DATASET RECORDS »

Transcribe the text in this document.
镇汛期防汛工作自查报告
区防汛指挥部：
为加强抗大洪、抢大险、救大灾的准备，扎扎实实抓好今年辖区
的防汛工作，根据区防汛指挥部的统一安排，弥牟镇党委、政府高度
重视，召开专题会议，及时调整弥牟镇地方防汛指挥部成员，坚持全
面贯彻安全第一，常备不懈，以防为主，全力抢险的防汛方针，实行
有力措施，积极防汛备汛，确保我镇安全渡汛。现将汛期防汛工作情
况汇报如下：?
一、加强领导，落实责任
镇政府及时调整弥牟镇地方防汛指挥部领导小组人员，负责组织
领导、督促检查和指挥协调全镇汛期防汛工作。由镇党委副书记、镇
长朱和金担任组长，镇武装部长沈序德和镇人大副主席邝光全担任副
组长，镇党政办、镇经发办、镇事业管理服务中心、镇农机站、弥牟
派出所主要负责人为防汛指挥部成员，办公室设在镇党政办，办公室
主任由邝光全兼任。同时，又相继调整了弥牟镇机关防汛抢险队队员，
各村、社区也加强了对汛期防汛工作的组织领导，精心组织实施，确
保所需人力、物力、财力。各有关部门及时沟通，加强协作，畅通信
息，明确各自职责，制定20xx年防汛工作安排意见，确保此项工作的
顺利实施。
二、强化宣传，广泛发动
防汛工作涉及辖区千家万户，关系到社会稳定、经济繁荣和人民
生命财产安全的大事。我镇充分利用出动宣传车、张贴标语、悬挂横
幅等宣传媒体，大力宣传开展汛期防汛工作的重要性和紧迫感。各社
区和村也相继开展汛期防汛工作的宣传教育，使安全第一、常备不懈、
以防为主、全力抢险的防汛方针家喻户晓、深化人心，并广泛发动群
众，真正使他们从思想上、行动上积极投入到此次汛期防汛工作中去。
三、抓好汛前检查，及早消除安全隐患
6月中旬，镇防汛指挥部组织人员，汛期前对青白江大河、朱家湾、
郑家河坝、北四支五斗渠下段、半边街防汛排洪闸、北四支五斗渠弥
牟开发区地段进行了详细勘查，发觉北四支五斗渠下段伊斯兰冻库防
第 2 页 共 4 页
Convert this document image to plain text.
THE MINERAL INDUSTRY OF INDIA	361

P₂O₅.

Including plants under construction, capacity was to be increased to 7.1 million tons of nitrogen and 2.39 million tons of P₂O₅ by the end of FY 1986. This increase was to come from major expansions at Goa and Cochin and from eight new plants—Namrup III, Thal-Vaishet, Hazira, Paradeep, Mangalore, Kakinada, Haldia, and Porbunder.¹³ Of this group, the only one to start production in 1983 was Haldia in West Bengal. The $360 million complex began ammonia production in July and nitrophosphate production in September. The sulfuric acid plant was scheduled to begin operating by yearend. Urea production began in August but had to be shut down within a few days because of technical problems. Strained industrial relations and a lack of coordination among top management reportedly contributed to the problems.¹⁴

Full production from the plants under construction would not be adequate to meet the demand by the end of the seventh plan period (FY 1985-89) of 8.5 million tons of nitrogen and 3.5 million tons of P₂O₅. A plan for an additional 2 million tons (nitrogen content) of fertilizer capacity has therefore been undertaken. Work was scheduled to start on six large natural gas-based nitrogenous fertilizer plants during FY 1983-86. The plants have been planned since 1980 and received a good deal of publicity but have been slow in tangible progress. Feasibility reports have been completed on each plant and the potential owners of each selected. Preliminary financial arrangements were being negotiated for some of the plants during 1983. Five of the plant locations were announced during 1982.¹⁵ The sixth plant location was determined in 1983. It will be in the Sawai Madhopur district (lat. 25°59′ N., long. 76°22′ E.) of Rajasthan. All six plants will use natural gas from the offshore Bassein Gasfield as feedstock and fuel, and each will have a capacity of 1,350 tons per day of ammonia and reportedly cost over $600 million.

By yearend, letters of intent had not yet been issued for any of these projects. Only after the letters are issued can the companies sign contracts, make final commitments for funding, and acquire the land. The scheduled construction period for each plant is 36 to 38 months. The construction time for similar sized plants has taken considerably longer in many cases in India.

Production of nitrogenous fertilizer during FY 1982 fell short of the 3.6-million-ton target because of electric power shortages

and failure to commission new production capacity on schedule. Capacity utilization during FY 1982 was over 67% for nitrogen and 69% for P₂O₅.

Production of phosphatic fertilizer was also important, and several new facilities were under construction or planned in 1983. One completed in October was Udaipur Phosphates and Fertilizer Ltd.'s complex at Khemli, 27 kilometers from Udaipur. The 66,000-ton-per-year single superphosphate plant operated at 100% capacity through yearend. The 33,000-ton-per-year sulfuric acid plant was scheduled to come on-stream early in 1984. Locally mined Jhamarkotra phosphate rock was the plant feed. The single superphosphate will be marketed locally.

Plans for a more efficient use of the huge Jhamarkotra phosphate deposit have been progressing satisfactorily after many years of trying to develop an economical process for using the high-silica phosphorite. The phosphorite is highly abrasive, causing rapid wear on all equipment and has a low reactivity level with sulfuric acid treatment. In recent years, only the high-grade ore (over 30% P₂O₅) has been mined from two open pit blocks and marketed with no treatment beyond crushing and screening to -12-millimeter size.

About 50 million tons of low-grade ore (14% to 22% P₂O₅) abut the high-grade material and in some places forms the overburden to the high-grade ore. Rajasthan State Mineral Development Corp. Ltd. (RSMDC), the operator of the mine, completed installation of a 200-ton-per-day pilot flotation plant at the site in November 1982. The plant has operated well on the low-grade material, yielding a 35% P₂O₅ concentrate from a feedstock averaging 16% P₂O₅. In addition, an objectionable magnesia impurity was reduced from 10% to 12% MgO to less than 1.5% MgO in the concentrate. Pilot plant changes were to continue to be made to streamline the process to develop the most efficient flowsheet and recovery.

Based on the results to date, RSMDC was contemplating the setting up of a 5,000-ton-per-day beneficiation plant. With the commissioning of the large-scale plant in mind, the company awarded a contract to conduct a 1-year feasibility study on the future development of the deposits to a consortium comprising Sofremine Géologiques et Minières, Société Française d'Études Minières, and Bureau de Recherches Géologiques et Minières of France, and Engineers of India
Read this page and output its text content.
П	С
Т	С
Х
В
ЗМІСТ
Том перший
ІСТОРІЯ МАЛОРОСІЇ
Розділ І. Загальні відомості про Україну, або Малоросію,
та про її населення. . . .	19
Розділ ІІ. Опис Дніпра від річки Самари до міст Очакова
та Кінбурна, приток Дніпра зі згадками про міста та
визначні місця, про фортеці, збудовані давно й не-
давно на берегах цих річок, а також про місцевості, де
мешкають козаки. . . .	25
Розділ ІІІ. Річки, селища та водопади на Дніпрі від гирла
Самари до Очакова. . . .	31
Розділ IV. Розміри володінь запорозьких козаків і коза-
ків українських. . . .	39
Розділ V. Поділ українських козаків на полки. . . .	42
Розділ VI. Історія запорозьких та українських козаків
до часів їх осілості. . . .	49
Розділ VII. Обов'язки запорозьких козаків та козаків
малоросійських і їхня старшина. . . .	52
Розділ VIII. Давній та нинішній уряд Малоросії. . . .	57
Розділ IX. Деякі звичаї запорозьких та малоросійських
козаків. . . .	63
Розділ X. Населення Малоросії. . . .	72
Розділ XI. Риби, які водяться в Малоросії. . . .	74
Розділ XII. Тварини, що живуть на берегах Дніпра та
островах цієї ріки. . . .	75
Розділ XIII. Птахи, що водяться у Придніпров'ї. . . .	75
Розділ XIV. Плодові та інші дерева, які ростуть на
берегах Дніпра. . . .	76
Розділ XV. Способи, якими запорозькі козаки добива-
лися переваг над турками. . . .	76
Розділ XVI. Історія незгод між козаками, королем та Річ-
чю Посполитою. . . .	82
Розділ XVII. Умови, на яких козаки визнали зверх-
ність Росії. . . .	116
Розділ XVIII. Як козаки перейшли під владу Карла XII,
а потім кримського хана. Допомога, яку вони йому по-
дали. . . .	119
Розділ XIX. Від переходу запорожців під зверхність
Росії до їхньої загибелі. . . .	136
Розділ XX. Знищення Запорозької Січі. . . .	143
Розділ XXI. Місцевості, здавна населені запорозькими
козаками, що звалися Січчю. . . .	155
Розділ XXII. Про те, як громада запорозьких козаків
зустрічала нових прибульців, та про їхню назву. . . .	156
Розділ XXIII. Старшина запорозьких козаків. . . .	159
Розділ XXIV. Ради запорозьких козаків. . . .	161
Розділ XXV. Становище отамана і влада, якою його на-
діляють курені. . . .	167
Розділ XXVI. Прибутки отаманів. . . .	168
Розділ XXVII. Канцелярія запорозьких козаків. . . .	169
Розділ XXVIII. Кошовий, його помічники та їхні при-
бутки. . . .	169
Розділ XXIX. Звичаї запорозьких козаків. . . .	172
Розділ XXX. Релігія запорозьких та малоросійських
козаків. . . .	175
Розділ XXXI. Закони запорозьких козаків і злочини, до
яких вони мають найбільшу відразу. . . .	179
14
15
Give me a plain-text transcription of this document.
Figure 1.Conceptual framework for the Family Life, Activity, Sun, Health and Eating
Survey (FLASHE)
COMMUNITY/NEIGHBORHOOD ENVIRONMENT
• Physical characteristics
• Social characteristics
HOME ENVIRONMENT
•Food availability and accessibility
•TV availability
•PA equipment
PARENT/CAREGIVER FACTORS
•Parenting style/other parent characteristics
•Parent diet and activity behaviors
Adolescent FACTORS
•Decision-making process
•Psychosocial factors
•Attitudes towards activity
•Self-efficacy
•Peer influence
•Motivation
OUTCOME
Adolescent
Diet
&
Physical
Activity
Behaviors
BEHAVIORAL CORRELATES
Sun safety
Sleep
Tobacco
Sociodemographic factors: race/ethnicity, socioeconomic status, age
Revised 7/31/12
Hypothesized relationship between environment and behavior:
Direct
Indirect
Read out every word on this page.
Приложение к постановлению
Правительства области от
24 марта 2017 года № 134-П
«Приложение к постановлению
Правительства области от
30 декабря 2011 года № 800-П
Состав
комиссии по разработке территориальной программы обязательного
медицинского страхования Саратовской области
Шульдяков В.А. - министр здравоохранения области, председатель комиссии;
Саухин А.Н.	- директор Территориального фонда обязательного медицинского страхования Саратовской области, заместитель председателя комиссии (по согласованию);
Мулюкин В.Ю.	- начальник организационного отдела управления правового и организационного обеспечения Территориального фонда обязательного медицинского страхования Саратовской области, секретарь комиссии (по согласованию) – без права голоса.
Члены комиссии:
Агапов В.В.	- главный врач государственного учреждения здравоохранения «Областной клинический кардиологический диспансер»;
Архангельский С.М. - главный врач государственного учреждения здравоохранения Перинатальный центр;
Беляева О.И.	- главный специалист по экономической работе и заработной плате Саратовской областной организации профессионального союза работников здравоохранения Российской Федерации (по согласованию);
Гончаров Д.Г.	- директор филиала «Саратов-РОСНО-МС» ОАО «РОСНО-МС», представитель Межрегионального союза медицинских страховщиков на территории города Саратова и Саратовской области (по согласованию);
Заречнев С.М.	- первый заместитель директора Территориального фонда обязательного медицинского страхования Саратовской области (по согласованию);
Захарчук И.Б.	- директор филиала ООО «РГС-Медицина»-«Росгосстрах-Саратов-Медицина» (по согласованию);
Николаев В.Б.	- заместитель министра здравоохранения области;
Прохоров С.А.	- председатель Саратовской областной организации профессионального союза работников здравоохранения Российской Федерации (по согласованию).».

GIVEN EXERCISE »
Count the lines of the data that include the string "профессионального", and give only that number.

RESULT OF THE EXERCISE »
2